■ **Goal**
Copy out all the lines where "name" shows up.

(Saved entries)
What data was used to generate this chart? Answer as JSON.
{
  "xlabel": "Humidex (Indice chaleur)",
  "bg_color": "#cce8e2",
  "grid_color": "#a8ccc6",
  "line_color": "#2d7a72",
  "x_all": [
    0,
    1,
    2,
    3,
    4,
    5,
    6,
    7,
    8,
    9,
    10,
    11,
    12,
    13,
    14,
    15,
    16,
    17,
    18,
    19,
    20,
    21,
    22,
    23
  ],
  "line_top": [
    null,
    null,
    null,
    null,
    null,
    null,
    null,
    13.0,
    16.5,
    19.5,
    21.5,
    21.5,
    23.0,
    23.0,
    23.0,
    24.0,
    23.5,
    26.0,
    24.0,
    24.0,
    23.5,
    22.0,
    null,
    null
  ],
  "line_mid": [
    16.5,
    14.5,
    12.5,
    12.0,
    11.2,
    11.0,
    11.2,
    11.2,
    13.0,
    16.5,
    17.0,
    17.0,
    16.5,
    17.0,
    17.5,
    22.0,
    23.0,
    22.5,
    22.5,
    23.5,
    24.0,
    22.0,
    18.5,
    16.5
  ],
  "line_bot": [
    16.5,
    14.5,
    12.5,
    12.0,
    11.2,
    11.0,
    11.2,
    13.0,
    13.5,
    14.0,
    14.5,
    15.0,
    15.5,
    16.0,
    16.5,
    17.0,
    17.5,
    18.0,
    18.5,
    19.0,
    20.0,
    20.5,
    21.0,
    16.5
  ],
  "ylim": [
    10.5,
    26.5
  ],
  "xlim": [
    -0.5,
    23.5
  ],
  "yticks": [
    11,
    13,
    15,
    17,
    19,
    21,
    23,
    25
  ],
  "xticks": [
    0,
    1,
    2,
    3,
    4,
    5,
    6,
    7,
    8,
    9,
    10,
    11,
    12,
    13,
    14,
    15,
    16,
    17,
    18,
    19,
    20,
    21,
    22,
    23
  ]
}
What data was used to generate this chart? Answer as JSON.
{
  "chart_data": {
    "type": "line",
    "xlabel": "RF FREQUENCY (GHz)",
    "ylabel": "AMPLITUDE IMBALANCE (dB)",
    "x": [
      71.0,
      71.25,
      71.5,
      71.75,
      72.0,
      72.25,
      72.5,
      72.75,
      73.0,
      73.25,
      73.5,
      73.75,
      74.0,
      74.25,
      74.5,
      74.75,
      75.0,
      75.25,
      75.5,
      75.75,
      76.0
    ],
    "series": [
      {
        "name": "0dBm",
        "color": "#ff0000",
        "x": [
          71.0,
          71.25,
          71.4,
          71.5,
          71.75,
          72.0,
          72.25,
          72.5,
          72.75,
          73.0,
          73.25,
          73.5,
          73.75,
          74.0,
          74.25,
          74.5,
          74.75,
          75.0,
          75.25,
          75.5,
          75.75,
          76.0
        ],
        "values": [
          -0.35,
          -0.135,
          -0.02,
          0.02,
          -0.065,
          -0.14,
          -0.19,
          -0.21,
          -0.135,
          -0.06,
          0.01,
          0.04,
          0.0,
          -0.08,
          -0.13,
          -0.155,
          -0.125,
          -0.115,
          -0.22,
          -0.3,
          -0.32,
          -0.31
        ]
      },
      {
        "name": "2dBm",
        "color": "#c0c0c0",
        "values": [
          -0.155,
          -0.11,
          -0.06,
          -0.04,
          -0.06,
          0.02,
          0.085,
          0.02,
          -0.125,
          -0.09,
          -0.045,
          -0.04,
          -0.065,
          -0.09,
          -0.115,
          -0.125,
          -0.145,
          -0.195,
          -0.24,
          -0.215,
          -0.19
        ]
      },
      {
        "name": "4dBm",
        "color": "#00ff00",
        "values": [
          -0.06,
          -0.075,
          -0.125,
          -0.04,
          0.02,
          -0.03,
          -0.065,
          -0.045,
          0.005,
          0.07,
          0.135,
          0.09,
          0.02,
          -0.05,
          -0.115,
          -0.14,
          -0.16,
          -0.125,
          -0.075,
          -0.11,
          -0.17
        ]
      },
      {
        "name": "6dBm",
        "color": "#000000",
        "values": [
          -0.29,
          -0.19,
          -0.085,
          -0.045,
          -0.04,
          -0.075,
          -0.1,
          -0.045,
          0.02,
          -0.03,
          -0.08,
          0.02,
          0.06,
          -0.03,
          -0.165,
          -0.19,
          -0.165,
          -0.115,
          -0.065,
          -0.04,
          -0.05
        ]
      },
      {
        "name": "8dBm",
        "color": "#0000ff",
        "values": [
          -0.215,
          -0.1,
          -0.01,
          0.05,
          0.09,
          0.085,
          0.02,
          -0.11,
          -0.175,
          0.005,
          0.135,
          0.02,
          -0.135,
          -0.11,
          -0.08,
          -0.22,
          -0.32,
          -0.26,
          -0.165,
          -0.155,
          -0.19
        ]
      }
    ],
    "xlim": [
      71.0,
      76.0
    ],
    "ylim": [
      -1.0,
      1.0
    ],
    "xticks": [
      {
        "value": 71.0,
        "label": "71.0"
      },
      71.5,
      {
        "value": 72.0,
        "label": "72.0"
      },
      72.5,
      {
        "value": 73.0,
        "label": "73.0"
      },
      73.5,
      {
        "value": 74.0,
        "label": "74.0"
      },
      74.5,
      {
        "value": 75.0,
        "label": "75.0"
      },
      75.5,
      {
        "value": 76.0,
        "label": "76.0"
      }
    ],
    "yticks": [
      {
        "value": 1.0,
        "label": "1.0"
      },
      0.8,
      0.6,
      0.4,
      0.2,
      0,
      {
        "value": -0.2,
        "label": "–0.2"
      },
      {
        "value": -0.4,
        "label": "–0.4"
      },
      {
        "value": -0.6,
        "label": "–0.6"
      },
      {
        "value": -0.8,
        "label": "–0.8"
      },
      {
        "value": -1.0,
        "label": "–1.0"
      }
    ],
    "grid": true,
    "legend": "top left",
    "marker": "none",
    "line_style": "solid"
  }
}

■ **Output of the task**
        "name": "0dBm",
        "name": "2dBm",
        "name": "4dBm",
        "name": "6dBm",
        "name": "8dBm",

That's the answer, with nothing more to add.